◆ **PROBLEM**: Write out each line word for word. Drop pictures.

****************

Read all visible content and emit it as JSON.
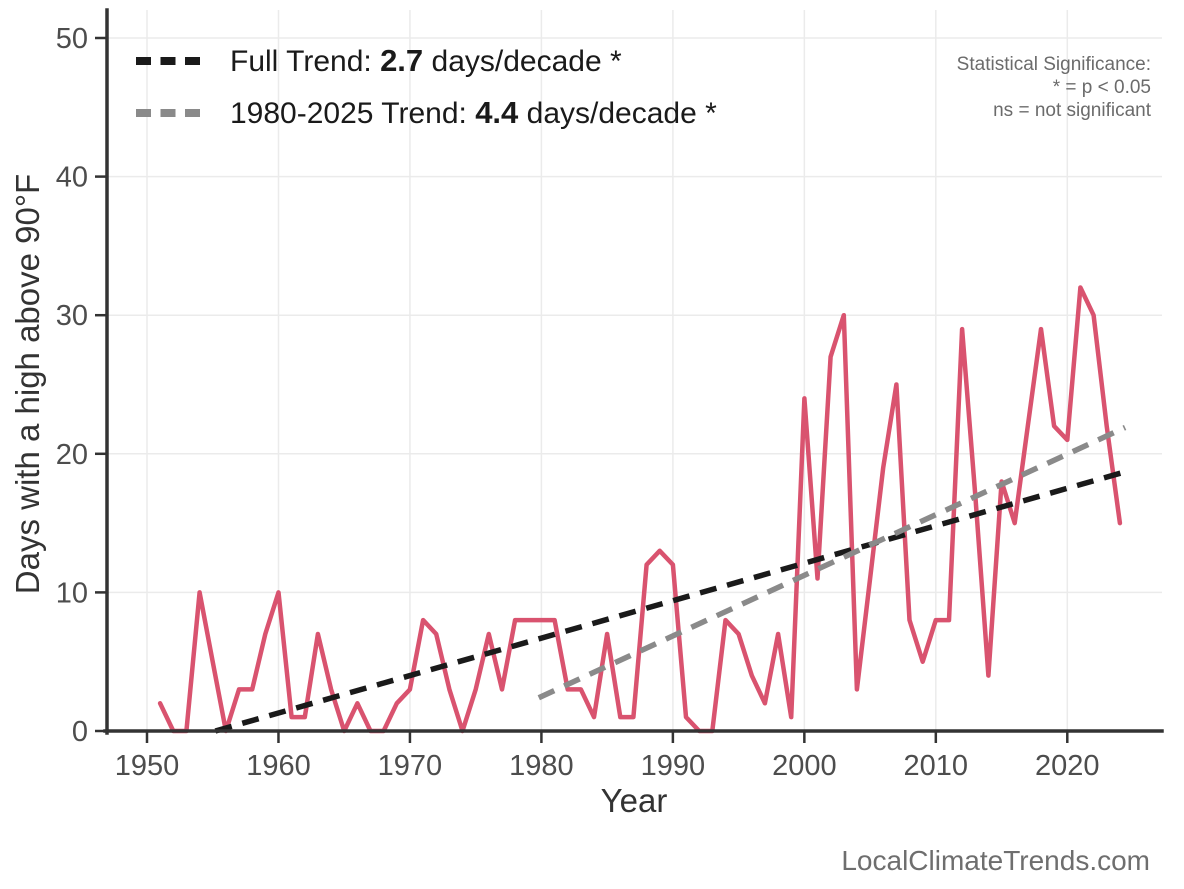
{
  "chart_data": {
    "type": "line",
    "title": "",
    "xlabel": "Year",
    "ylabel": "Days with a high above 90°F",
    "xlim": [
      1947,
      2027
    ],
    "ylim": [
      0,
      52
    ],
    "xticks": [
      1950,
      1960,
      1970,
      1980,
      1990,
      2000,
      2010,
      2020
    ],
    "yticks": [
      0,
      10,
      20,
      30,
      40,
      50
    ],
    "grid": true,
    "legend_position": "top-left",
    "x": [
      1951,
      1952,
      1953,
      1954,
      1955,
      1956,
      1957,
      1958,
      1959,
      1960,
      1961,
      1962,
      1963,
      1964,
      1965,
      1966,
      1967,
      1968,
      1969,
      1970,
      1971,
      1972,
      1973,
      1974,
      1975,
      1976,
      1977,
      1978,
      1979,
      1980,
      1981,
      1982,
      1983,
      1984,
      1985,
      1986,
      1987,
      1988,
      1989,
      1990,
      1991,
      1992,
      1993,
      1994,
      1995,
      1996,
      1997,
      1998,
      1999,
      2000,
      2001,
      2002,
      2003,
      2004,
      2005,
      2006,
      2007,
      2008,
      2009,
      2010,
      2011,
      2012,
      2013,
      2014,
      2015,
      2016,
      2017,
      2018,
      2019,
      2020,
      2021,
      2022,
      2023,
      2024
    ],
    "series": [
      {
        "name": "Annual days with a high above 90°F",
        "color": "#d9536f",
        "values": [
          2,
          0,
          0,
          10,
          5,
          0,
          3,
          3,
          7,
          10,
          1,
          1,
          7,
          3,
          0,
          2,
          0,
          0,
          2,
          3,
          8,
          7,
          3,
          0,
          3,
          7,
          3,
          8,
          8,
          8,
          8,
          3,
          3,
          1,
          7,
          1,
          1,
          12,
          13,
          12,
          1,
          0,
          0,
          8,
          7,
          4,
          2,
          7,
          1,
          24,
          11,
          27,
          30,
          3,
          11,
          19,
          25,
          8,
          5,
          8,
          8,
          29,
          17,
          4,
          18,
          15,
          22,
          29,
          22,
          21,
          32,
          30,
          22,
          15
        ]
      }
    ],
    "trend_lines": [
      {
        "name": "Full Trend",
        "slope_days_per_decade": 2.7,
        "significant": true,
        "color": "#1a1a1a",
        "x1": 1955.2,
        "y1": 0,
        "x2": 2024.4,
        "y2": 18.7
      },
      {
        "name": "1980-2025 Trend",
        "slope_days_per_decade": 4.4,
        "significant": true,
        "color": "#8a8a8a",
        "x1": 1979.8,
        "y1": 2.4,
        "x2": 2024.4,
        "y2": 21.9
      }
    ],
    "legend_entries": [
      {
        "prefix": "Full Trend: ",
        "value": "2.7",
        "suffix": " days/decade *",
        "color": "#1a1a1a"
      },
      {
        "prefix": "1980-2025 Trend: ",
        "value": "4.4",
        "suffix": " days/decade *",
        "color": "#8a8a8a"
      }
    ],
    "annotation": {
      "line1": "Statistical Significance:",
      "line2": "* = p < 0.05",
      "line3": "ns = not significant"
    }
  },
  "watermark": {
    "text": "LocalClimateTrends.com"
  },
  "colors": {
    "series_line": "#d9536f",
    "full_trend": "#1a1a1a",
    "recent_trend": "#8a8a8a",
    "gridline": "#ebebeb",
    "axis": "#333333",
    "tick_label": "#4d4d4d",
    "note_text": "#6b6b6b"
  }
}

****************

◆ **RIGHT ANSWER**:
Read all visible content and emit it as JSON.
{
  "chart_data": {
    "type": "line",
    "title": "",
    "xlabel": "Year",
    "ylabel": "Days with a high above 90°F",
    "xlim": [
      1947,
      2027
    ],
    "ylim": [
      0,
      52
    ],
    "xticks": [
      1950,
      1960,
      1970,
      1980,
      1990,
      2000,
      2010,
      2020
    ],
    "yticks": [
      0,
      10,
      20,
      30,
      40,
      50
    ],
    "grid": true,
    "legend_position": "top-left",
    "x": [
      1951,
      1952,
      1953,
      1954,
      1955,
      1956,
      1957,
      1958,
      1959,
      1960,
      1961,
      1962,
      1963,
      1964,
      1965,
      1966,
      1967,
      1968,
      1969,
      1970,
      1971,
      1972,
      1973,
      1974,
      1975,
      1976,
      1977,
      1978,
      1979,
      1980,
      1981,
      1982,
      1983,
      1984,
      1985,
      1986,
      1987,
      1988,
      1989,
      1990,
      1991,
      1992,
      1993,
      1994,
      1995,
      1996,
      1997,
      1998,
      1999,
      2000,
      2001,
      2002,
      2003,
      2004,
      2005,
      2006,
      2007,
      2008,
      2009,
      2010,
      2011,
      2012,
      2013,
      2014,
      2015,
      2016,
      2017,
      2018,
      2019,
      2020,
      2021,
      2022,
      2023,
      2024
    ],
    "series": [
      {
        "name": "Annual days with a high above 90°F",
        "color": "#d9536f",
        "values": [
          2,
          0,
          0,
          10,
          5,
          0,
          3,
          3,
          7,
          10,
          1,
          1,
          7,
          3,
          0,
          2,
          0,
          0,
          2,
          3,
          8,
          7,
          3,
          0,
          3,
          7,
          3,
          8,
          8,
          8,
          8,
          3,
          3,
          1,
          7,
          1,
          1,
          12,
          13,
          12,
          1,
          0,
          0,
          8,
          7,
          4,
          2,
          7,
          1,
          24,
          11,
          27,
          30,
          3,
          11,
          19,
          25,
          8,
          5,
          8,
          8,
          29,
          17,
          4,
          18,
          15,
          22,
          29,
          22,
          21,
          32,
          30,
          22,
          15
        ]
      }
    ],
    "trend_lines": [
      {
        "name": "Full Trend",
        "slope_days_per_decade": 2.7,
        "significant": true,
        "color": "#1a1a1a",
        "x1": 1955.2,
        "y1": 0,
        "x2": 2024.4,
        "y2": 18.7
      },
      {
        "name": "1980-2025 Trend",
        "slope_days_per_decade": 4.4,
        "significant": true,
        "color": "#8a8a8a",
        "x1": 1979.8,
        "y1": 2.4,
        "x2": 2024.4,
        "y2": 21.9
      }
    ],
    "legend_entries": [
      {
        "prefix": "Full Trend: ",
        "value": "2.7",
        "suffix": " days/decade *",
        "color": "#1a1a1a"
      },
      {
        "prefix": "1980-2025 Trend: ",
        "value": "4.4",
        "suffix": " days/decade *",
        "color": "#8a8a8a"
      }
    ],
    "annotation": {
      "line1": "Statistical Significance:",
      "line2": "* = p < 0.05",
      "line3": "ns = not significant"
    }
  },
  "watermark": {
    "text": "LocalClimateTrends.com"
  },
  "colors": {
    "series_line": "#d9536f",
    "full_trend": "#1a1a1a",
    "recent_trend": "#8a8a8a",
    "gridline": "#ebebeb",
    "axis": "#333333",
    "tick_label": "#4d4d4d",
    "note_text": "#6b6b6b"
  }
}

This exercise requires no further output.